__PROBLEM STATEMENT__.
List every line in this data where the string "verriegelt" occurs.

__SUPPLIED DATA__.
* START *

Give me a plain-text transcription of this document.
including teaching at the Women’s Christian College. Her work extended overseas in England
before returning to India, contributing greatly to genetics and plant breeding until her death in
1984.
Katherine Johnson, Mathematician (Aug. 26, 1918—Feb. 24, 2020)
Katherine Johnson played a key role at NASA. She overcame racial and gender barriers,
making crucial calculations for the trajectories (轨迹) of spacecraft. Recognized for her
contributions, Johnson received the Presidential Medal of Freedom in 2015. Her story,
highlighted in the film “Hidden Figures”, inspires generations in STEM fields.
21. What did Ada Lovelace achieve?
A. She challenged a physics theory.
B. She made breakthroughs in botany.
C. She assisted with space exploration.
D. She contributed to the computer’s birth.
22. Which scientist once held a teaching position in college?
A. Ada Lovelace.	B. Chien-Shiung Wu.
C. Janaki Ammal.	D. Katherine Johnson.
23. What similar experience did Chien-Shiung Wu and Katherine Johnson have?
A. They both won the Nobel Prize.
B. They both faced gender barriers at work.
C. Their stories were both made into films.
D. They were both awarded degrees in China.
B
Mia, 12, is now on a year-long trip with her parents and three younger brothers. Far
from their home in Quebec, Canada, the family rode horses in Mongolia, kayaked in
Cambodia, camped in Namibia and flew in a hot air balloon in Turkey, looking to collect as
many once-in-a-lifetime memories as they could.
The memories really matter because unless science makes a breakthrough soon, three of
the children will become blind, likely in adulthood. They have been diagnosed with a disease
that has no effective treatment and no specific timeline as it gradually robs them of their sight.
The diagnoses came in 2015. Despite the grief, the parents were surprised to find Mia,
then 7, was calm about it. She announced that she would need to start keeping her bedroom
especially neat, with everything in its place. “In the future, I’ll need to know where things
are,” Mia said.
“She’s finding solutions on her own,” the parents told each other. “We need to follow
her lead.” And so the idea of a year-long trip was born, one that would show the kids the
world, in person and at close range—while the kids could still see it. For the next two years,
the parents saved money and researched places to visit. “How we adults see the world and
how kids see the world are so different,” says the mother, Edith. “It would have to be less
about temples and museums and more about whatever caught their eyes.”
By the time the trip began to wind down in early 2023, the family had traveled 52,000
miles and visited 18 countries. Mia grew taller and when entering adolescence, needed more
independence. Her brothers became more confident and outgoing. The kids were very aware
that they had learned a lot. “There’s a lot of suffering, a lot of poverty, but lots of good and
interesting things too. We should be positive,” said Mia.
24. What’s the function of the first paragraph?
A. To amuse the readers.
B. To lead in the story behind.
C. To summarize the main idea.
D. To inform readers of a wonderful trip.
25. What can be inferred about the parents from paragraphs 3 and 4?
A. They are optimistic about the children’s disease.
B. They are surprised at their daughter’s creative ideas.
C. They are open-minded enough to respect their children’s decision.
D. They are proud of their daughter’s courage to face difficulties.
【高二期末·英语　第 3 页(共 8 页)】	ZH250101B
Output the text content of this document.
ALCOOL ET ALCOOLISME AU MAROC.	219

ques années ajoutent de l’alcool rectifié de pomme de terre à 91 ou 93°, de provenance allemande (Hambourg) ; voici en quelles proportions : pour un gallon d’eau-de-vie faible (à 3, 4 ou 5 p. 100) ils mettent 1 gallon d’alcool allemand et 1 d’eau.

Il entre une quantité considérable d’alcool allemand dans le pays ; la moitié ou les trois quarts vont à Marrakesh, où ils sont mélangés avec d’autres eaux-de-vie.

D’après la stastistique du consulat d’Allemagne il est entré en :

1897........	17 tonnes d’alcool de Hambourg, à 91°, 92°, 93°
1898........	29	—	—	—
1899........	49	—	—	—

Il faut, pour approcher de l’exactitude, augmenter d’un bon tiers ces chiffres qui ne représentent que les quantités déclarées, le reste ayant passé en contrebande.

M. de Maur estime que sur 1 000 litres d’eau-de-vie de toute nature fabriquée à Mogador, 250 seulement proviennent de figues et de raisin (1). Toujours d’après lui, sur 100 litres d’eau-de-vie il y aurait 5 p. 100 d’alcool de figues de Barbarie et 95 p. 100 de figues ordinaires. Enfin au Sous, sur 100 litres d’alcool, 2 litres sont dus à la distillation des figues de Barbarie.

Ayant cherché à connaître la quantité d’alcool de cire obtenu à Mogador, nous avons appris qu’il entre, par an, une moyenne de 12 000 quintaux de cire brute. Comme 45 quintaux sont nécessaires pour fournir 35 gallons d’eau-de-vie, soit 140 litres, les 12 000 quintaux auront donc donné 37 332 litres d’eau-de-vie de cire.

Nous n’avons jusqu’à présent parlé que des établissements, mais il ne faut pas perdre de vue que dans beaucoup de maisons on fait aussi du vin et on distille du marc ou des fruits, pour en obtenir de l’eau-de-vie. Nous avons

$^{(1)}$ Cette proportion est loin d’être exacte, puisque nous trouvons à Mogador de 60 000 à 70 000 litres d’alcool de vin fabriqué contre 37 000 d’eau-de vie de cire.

* END *
* START *

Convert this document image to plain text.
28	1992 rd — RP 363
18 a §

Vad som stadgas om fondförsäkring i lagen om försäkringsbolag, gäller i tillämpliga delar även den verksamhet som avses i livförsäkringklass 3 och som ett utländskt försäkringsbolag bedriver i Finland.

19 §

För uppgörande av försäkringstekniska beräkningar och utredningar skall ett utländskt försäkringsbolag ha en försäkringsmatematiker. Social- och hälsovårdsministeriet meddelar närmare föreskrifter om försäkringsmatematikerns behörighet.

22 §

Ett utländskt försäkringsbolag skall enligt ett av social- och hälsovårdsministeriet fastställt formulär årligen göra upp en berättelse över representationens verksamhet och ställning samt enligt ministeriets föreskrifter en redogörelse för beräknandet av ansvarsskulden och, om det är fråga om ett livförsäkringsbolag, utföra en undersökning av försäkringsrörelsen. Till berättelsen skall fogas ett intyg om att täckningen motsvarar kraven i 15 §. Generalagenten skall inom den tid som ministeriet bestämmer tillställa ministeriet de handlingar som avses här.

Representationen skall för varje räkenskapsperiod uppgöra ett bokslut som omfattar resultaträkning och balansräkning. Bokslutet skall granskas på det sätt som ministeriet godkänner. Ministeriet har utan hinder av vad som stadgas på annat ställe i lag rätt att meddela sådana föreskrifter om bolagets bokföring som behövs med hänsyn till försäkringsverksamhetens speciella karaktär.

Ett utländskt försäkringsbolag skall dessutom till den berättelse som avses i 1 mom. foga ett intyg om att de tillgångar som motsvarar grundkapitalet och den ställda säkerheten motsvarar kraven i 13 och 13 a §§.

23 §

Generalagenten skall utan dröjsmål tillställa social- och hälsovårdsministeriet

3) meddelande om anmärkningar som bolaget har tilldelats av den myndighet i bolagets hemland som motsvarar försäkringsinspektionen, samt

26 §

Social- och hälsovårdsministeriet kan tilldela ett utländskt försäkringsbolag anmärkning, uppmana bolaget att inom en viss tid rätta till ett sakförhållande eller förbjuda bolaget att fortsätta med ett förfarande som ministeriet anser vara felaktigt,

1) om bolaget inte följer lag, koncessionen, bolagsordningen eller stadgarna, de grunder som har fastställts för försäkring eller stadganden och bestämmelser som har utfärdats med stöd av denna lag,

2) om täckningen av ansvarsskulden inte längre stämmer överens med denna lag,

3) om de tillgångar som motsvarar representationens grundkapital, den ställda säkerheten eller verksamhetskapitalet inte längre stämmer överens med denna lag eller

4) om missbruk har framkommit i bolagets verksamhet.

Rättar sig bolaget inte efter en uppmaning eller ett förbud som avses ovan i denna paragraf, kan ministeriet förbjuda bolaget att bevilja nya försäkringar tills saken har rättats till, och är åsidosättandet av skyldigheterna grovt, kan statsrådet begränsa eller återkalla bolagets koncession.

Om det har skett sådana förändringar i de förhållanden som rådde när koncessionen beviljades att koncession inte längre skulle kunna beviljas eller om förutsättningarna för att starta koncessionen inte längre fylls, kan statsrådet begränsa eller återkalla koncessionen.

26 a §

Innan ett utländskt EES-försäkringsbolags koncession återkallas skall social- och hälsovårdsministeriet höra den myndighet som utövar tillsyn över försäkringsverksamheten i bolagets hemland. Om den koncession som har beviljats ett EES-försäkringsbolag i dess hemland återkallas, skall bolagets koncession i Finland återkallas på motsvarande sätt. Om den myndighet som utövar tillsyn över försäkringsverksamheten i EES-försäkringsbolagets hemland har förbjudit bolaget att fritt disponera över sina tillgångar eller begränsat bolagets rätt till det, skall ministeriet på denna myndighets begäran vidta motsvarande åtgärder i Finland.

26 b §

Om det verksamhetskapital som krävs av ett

* END *
* START *

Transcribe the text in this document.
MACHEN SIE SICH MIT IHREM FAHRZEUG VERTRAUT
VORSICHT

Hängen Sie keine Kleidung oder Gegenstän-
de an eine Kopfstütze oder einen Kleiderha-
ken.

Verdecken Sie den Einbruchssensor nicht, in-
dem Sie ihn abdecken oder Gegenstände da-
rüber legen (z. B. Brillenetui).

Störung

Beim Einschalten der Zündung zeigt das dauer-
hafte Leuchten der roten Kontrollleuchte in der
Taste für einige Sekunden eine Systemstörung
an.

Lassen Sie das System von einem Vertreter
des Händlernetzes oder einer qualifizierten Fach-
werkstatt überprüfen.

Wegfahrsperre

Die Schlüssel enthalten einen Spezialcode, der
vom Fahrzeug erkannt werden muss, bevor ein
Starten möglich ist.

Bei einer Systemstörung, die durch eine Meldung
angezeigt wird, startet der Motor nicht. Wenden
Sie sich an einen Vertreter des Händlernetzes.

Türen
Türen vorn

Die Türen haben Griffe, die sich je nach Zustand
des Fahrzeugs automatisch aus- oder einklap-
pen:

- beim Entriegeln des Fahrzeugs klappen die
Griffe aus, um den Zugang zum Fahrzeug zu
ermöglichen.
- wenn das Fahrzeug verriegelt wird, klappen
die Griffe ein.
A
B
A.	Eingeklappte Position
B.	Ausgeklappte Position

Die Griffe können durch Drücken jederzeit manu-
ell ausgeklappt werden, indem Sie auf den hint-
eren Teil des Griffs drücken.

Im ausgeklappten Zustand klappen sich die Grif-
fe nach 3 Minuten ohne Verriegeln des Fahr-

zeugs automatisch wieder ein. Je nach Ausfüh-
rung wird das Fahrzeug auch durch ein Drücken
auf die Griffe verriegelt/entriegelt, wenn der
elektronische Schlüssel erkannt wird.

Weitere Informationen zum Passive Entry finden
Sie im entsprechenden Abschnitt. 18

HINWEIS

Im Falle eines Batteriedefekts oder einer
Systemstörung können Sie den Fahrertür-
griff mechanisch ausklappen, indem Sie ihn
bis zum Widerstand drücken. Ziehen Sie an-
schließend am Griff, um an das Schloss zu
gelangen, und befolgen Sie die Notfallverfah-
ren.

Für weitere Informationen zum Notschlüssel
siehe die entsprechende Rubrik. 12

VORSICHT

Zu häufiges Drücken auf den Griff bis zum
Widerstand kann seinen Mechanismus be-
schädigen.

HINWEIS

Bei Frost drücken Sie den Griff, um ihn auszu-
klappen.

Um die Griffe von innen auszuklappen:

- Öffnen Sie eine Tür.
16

* END *

__SOLUTION__.
- wenn das Fahrzeug verriegelt wird, klappen
auf die Griffe verriegelt/entriegelt, wenn der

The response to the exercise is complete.